> [Work to be completed] Write out the material below again, unchanged.

** Start **

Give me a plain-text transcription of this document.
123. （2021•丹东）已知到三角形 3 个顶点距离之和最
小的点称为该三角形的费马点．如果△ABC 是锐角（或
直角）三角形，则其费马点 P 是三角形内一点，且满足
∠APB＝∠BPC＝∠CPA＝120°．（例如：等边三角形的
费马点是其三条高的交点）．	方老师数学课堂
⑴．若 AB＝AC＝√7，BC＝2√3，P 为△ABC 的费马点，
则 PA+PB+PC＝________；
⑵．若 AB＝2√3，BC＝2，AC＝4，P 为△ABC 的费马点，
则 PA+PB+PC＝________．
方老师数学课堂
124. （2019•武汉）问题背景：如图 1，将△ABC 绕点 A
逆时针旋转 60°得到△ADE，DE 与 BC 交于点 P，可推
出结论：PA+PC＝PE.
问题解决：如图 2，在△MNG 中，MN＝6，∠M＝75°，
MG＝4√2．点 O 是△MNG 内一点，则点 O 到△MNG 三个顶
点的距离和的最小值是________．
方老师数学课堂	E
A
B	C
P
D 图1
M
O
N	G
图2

** End **

> [Finished answer]
Give me a plain-text transcription of this document.
123. （2021•丹东）已知到三角形 3 个顶点距离之和最
小的点称为该三角形的费马点．如果△ABC 是锐角（或
直角）三角形，则其费马点 P 是三角形内一点，且满足
∠APB＝∠BPC＝∠CPA＝120°．（例如：等边三角形的
费马点是其三条高的交点）．	方老师数学课堂
⑴．若 AB＝AC＝√7，BC＝2√3，P 为△ABC 的费马点，
则 PA+PB+PC＝________；
⑵．若 AB＝2√3，BC＝2，AC＝4，P 为△ABC 的费马点，
则 PA+PB+PC＝________．
方老师数学课堂
124. （2019•武汉）问题背景：如图 1，将△ABC 绕点 A
逆时针旋转 60°得到△ADE，DE 与 BC 交于点 P，可推
出结论：PA+PC＝PE.
问题解决：如图 2，在△MNG 中，MN＝6，∠M＝75°，
MG＝4√2．点 O 是△MNG 内一点，则点 O 到△MNG 三个顶
点的距离和的最小值是________．
方老师数学课堂	E
A
B	C
P
D 图1
M
O
N	G
图2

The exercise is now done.